• **Data supplied**
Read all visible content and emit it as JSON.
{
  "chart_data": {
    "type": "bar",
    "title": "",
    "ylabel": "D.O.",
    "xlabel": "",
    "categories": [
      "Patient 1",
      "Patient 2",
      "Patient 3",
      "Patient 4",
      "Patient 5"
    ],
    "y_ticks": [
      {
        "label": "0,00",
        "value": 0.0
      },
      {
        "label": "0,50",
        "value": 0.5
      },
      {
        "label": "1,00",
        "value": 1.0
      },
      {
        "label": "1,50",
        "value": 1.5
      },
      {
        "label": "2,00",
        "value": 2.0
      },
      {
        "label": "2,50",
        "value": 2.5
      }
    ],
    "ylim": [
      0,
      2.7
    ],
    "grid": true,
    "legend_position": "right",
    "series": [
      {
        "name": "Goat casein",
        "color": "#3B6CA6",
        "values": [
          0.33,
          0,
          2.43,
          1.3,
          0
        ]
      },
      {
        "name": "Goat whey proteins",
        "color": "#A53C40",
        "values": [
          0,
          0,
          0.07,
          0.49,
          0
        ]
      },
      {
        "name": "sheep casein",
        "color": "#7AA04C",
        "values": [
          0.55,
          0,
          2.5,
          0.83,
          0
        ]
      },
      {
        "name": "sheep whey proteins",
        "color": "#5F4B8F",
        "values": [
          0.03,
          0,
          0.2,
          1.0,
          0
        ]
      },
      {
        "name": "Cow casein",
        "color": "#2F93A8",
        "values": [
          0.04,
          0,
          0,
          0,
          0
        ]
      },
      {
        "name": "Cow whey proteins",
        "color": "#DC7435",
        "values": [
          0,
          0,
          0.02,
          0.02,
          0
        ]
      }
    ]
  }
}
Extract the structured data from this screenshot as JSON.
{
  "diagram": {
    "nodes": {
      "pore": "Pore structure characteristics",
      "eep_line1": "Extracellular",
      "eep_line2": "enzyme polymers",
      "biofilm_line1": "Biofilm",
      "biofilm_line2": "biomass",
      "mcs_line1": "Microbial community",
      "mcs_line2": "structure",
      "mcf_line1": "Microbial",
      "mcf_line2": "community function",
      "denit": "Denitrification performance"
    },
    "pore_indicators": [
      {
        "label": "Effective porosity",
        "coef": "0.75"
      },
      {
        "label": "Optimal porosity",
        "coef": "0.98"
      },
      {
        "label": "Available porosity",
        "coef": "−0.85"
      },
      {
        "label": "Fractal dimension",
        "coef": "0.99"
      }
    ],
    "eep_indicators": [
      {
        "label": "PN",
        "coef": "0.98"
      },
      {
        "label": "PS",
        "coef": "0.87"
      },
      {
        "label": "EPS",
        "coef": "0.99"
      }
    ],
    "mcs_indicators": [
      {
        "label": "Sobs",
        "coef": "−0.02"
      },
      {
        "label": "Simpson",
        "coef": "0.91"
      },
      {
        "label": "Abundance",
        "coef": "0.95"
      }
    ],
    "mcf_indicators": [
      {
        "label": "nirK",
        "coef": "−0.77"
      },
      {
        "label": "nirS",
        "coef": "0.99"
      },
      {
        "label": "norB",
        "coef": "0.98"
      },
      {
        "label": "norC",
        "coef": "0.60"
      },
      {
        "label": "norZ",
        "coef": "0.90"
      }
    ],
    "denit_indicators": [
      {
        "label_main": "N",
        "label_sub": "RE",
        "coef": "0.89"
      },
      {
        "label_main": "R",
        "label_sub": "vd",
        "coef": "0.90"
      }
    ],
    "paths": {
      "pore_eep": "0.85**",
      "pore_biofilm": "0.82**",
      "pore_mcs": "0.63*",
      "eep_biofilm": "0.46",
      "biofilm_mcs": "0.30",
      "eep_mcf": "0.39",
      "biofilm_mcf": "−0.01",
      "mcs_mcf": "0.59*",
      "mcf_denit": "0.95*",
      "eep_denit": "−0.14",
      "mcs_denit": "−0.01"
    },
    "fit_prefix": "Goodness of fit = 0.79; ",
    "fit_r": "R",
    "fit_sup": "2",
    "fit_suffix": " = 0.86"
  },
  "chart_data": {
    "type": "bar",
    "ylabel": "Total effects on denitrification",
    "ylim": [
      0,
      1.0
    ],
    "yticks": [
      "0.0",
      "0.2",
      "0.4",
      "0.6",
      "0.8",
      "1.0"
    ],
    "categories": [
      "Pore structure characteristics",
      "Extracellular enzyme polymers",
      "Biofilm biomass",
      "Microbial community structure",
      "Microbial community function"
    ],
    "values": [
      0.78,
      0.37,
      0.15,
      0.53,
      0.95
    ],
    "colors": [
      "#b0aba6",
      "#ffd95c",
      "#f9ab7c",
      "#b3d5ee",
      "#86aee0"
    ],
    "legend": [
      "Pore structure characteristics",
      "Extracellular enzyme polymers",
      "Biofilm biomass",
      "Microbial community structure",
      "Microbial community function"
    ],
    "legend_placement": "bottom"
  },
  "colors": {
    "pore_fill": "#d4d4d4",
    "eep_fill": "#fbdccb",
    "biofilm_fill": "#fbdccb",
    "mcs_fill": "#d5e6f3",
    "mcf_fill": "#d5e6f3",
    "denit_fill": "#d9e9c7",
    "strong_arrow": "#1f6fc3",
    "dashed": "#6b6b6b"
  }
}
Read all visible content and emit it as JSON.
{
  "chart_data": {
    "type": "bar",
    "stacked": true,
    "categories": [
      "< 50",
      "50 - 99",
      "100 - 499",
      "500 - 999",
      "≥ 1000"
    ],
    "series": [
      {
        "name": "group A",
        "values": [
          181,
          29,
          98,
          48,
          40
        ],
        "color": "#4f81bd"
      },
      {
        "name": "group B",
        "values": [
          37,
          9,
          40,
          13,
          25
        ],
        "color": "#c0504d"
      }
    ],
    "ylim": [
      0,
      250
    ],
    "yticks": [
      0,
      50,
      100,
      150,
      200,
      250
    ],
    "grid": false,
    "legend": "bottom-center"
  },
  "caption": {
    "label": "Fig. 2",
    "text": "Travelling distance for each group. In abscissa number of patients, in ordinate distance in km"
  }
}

• **About this exercise**
A word-for-word copy of the listing is the expected answer.

• **Solution to this task**
Read all visible content and emit it as JSON.
{
  "chart_data": {
    "type": "bar",
    "title": "",
    "ylabel": "D.O.",
    "xlabel": "",
    "categories": [
      "Patient 1",
      "Patient 2",
      "Patient 3",
      "Patient 4",
      "Patient 5"
    ],
    "y_ticks": [
      {
        "label": "0,00",
        "value": 0.0
      },
      {
        "label": "0,50",
        "value": 0.5
      },
      {
        "label": "1,00",
        "value": 1.0
      },
      {
        "label": "1,50",
        "value": 1.5
      },
      {
        "label": "2,00",
        "value": 2.0
      },
      {
        "label": "2,50",
        "value": 2.5
      }
    ],
    "ylim": [
      0,
      2.7
    ],
    "grid": true,
    "legend_position": "right",
    "series": [
      {
        "name": "Goat casein",
        "color": "#3B6CA6",
        "values": [
          0.33,
          0,
          2.43,
          1.3,
          0
        ]
      },
      {
        "name": "Goat whey proteins",
        "color": "#A53C40",
        "values": [
          0,
          0,
          0.07,
          0.49,
          0
        ]
      },
      {
        "name": "sheep casein",
        "color": "#7AA04C",
        "values": [
          0.55,
          0,
          2.5,
          0.83,
          0
        ]
      },
      {
        "name": "sheep whey proteins",
        "color": "#5F4B8F",
        "values": [
          0.03,
          0,
          0.2,
          1.0,
          0
        ]
      },
      {
        "name": "Cow casein",
        "color": "#2F93A8",
        "values": [
          0.04,
          0,
          0,
          0,
          0
        ]
      },
      {
        "name": "Cow whey proteins",
        "color": "#DC7435",
        "values": [
          0,
          0,
          0.02,
          0.02,
          0
        ]
      }
    ]
  }
}
Extract the structured data from this screenshot as JSON.
{
  "diagram": {
    "nodes": {
      "pore": "Pore structure characteristics",
      "eep_line1": "Extracellular",
      "eep_line2": "enzyme polymers",
      "biofilm_line1": "Biofilm",
      "biofilm_line2": "biomass",
      "mcs_line1": "Microbial community",
      "mcs_line2": "structure",
      "mcf_line1": "Microbial",
      "mcf_line2": "community function",
      "denit": "Denitrification performance"
    },
    "pore_indicators": [
      {
        "label": "Effective porosity",
        "coef": "0.75"
      },
      {
        "label": "Optimal porosity",
        "coef": "0.98"
      },
      {
        "label": "Available porosity",
        "coef": "−0.85"
      },
      {
        "label": "Fractal dimension",
        "coef": "0.99"
      }
    ],
    "eep_indicators": [
      {
        "label": "PN",
        "coef": "0.98"
      },
      {
        "label": "PS",
        "coef": "0.87"
      },
      {
        "label": "EPS",
        "coef": "0.99"
      }
    ],
    "mcs_indicators": [
      {
        "label": "Sobs",
        "coef": "−0.02"
      },
      {
        "label": "Simpson",
        "coef": "0.91"
      },
      {
        "label": "Abundance",
        "coef": "0.95"
      }
    ],
    "mcf_indicators": [
      {
        "label": "nirK",
        "coef": "−0.77"
      },
      {
        "label": "nirS",
        "coef": "0.99"
      },
      {
        "label": "norB",
        "coef": "0.98"
      },
      {
        "label": "norC",
        "coef": "0.60"
      },
      {
        "label": "norZ",
        "coef": "0.90"
      }
    ],
    "denit_indicators": [
      {
        "label_main": "N",
        "label_sub": "RE",
        "coef": "0.89"
      },
      {
        "label_main": "R",
        "label_sub": "vd",
        "coef": "0.90"
      }
    ],
    "paths": {
      "pore_eep": "0.85**",
      "pore_biofilm": "0.82**",
      "pore_mcs": "0.63*",
      "eep_biofilm": "0.46",
      "biofilm_mcs": "0.30",
      "eep_mcf": "0.39",
      "biofilm_mcf": "−0.01",
      "mcs_mcf": "0.59*",
      "mcf_denit": "0.95*",
      "eep_denit": "−0.14",
      "mcs_denit": "−0.01"
    },
    "fit_prefix": "Goodness of fit = 0.79; ",
    "fit_r": "R",
    "fit_sup": "2",
    "fit_suffix": " = 0.86"
  },
  "chart_data": {
    "type": "bar",
    "ylabel": "Total effects on denitrification",
    "ylim": [
      0,
      1.0
    ],
    "yticks": [
      "0.0",
      "0.2",
      "0.4",
      "0.6",
      "0.8",
      "1.0"
    ],
    "categories": [
      "Pore structure characteristics",
      "Extracellular enzyme polymers",
      "Biofilm biomass",
      "Microbial community structure",
      "Microbial community function"
    ],
    "values": [
      0.78,
      0.37,
      0.15,
      0.53,
      0.95
    ],
    "colors": [
      "#b0aba6",
      "#ffd95c",
      "#f9ab7c",
      "#b3d5ee",
      "#86aee0"
    ],
    "legend": [
      "Pore structure characteristics",
      "Extracellular enzyme polymers",
      "Biofilm biomass",
      "Microbial community structure",
      "Microbial community function"
    ],
    "legend_placement": "bottom"
  },
  "colors": {
    "pore_fill": "#d4d4d4",
    "eep_fill": "#fbdccb",
    "biofilm_fill": "#fbdccb",
    "mcs_fill": "#d5e6f3",
    "mcf_fill": "#d5e6f3",
    "denit_fill": "#d9e9c7",
    "strong_arrow": "#1f6fc3",
    "dashed": "#6b6b6b"
  }
}
Read all visible content and emit it as JSON.
{
  "chart_data": {
    "type": "bar",
    "stacked": true,
    "categories": [
      "< 50",
      "50 - 99",
      "100 - 499",
      "500 - 999",
      "≥ 1000"
    ],
    "series": [
      {
        "name": "group A",
        "values": [
          181,
          29,
          98,
          48,
          40
        ],
        "color": "#4f81bd"
      },
      {
        "name": "group B",
        "values": [
          37,
          9,
          40,
          13,
          25
        ],
        "color": "#c0504d"
      }
    ],
    "ylim": [
      0,
      250
    ],
    "yticks": [
      0,
      50,
      100,
      150,
      200,
      250
    ],
    "grid": false,
    "legend": "bottom-center"
  },
  "caption": {
    "label": "Fig. 2",
    "text": "Travelling distance for each group. In abscissa number of patients, in ordinate distance in km"
  }
}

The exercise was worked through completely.